Chart and figure data:
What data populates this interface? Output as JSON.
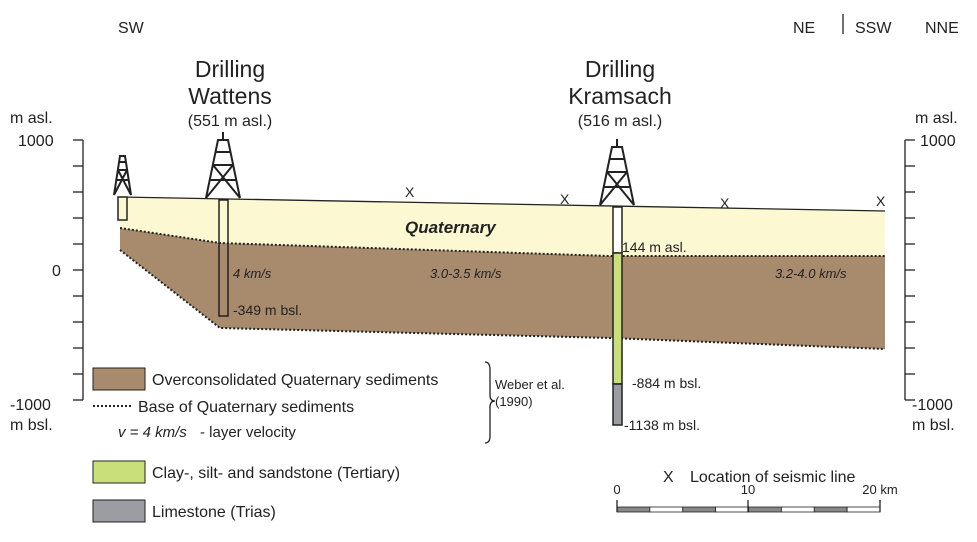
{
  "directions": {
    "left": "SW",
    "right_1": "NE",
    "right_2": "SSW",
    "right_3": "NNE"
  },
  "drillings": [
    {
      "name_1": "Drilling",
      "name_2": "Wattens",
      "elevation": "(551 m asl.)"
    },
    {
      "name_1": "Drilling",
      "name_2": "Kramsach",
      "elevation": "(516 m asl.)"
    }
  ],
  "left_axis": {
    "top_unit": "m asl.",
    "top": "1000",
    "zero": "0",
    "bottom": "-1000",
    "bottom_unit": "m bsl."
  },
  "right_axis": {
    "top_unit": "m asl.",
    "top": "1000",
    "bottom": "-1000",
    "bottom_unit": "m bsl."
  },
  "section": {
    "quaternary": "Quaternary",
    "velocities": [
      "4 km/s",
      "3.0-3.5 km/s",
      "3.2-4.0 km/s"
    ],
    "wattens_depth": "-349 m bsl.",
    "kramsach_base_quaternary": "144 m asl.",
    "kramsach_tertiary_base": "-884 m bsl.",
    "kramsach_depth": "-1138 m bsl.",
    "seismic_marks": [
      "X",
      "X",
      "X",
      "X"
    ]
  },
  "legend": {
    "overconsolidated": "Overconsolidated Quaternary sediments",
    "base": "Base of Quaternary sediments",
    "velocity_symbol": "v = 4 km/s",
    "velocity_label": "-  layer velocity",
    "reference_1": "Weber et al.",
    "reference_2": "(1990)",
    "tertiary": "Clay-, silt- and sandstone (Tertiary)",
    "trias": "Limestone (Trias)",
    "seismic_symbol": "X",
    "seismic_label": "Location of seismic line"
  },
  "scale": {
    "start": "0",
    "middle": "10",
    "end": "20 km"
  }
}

Work instructions: Transcribe all the data word for word; the images stay out.

Correct answer:
What data populates this interface? Output as JSON.
{
  "directions": {
    "left": "SW",
    "right_1": "NE",
    "right_2": "SSW",
    "right_3": "NNE"
  },
  "drillings": [
    {
      "name_1": "Drilling",
      "name_2": "Wattens",
      "elevation": "(551 m asl.)"
    },
    {
      "name_1": "Drilling",
      "name_2": "Kramsach",
      "elevation": "(516 m asl.)"
    }
  ],
  "left_axis": {
    "top_unit": "m asl.",
    "top": "1000",
    "zero": "0",
    "bottom": "-1000",
    "bottom_unit": "m bsl."
  },
  "right_axis": {
    "top_unit": "m asl.",
    "top": "1000",
    "bottom": "-1000",
    "bottom_unit": "m bsl."
  },
  "section": {
    "quaternary": "Quaternary",
    "velocities": [
      "4 km/s",
      "3.0-3.5 km/s",
      "3.2-4.0 km/s"
    ],
    "wattens_depth": "-349 m bsl.",
    "kramsach_base_quaternary": "144 m asl.",
    "kramsach_tertiary_base": "-884 m bsl.",
    "kramsach_depth": "-1138 m bsl.",
    "seismic_marks": [
      "X",
      "X",
      "X",
      "X"
    ]
  },
  "legend": {
    "overconsolidated": "Overconsolidated Quaternary sediments",
    "base": "Base of Quaternary sediments",
    "velocity_symbol": "v = 4 km/s",
    "velocity_label": "-  layer velocity",
    "reference_1": "Weber et al.",
    "reference_2": "(1990)",
    "tertiary": "Clay-, silt- and sandstone (Tertiary)",
    "trias": "Limestone (Trias)",
    "seismic_symbol": "X",
    "seismic_label": "Location of seismic line"
  },
  "scale": {
    "start": "0",
    "middle": "10",
    "end": "20 km"
  }
}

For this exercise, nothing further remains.